# [Some records]
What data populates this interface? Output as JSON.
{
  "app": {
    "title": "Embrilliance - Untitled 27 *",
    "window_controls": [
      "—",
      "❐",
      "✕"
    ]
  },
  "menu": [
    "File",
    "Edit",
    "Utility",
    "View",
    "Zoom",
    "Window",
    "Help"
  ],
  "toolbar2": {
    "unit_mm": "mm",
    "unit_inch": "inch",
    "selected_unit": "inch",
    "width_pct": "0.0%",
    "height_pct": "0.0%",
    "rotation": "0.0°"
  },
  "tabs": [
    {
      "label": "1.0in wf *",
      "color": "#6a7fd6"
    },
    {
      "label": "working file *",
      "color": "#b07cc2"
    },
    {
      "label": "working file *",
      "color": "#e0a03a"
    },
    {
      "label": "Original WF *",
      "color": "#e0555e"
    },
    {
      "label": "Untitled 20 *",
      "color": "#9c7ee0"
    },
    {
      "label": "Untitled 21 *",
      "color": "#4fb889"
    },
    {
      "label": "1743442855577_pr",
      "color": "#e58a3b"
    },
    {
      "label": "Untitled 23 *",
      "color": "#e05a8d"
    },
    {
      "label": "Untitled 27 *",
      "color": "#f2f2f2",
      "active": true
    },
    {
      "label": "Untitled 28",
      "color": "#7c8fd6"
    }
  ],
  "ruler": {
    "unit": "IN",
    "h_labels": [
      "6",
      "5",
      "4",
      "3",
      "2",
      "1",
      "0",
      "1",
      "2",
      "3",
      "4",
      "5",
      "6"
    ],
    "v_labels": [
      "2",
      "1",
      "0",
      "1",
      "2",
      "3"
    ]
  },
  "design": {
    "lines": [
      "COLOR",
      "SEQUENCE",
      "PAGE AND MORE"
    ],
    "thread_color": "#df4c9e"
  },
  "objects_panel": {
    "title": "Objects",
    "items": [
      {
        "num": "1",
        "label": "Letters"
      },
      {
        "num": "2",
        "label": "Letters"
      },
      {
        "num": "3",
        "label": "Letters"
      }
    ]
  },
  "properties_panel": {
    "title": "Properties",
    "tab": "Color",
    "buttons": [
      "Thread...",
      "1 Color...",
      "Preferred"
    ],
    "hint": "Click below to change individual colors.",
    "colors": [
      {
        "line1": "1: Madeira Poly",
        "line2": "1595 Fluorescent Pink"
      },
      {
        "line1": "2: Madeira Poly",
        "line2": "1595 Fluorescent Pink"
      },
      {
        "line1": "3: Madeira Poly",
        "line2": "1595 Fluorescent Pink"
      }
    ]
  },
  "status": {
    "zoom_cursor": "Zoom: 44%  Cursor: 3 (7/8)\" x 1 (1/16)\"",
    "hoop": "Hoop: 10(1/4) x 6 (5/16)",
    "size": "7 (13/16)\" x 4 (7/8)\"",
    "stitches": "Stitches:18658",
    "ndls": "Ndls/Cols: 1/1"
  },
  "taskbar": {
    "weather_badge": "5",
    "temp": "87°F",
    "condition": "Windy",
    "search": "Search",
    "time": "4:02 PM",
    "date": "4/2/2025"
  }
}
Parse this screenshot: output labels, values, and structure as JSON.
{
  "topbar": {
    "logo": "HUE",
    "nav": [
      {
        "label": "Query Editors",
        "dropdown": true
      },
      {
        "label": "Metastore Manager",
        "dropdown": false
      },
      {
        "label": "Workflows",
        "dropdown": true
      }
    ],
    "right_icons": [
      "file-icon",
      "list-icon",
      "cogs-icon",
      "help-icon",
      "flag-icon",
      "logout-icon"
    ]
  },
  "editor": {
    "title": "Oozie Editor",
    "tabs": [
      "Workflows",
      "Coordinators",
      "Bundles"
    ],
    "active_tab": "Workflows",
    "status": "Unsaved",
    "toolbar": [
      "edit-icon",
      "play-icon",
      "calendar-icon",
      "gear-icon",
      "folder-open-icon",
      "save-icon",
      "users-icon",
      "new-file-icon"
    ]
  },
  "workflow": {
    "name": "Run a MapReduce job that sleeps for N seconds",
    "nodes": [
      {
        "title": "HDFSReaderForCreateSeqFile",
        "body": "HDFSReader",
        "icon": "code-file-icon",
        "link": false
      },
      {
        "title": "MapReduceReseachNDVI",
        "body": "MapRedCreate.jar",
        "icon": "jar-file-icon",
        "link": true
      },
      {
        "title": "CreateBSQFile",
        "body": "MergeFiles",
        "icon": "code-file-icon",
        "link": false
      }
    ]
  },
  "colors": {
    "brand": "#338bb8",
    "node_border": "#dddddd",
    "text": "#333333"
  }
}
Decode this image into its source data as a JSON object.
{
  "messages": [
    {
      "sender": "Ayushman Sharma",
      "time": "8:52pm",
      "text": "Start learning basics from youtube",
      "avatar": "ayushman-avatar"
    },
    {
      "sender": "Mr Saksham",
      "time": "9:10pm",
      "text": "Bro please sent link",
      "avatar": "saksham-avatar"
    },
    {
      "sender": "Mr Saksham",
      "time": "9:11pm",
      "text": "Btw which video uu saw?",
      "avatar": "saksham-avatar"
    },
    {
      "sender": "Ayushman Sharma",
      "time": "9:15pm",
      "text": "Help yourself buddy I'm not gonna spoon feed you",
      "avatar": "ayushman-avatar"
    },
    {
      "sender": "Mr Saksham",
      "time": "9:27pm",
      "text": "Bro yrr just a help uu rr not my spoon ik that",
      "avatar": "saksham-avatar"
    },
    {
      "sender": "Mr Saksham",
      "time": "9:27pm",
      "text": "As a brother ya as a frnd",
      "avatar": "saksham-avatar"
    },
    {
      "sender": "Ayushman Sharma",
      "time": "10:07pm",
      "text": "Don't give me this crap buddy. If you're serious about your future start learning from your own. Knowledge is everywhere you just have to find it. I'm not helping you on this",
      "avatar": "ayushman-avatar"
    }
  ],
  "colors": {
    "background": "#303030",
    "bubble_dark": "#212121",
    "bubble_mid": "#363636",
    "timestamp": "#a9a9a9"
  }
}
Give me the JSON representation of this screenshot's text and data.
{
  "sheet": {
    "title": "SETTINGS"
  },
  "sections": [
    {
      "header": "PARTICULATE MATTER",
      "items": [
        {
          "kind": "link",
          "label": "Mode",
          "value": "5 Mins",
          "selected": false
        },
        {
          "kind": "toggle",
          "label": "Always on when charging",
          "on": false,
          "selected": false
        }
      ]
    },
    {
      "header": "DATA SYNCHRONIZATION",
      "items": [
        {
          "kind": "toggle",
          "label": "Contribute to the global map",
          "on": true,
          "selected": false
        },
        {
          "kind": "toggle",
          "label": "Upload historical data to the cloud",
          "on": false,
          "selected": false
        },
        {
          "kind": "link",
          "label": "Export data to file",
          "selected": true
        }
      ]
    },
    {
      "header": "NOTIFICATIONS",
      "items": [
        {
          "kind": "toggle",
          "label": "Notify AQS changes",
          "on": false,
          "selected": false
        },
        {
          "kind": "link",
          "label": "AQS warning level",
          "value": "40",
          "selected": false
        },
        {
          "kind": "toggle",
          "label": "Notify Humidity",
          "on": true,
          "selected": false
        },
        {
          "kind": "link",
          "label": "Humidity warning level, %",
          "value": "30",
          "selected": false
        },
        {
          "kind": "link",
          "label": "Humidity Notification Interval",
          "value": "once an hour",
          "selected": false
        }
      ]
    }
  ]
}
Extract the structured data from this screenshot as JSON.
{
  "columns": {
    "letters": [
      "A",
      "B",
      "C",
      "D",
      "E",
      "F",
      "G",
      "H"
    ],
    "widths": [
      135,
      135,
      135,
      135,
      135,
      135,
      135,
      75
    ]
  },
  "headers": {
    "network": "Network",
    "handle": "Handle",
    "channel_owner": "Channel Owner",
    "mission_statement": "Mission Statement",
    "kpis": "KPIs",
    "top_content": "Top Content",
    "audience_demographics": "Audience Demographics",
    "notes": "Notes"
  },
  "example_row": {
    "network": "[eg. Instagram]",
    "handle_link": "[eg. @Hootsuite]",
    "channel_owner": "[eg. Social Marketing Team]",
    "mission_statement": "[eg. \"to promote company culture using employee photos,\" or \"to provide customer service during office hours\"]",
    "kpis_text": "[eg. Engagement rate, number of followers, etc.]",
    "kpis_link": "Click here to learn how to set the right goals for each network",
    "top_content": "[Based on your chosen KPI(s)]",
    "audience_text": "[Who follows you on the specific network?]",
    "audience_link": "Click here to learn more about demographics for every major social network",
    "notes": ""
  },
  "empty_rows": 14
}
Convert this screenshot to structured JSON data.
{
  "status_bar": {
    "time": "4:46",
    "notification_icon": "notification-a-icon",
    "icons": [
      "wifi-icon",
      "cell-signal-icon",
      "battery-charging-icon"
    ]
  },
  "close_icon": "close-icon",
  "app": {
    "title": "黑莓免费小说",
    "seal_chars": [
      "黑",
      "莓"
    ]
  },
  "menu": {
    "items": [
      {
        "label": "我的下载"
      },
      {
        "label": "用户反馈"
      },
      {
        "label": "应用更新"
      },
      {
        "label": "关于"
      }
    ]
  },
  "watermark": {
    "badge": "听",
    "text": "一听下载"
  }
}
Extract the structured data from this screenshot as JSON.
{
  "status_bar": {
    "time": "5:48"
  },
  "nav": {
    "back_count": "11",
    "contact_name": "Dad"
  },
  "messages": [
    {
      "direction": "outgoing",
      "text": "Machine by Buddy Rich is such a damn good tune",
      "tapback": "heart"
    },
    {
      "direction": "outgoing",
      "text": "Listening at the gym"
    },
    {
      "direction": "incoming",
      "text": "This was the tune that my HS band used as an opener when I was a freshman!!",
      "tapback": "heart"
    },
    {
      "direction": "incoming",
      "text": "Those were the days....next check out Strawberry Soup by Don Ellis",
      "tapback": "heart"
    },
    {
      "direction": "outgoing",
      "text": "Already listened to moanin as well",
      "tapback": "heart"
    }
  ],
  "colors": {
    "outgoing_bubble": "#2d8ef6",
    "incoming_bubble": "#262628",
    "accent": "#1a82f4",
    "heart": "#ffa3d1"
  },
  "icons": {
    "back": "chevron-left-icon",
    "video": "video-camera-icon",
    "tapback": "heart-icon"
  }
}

# [WHAT TO PRODUCE]
Locate all lines that include the word "level" and copy them out.

# [ANSWER BELOW]
          "label": "AQS warning level",
          "label": "Humidity warning level, %",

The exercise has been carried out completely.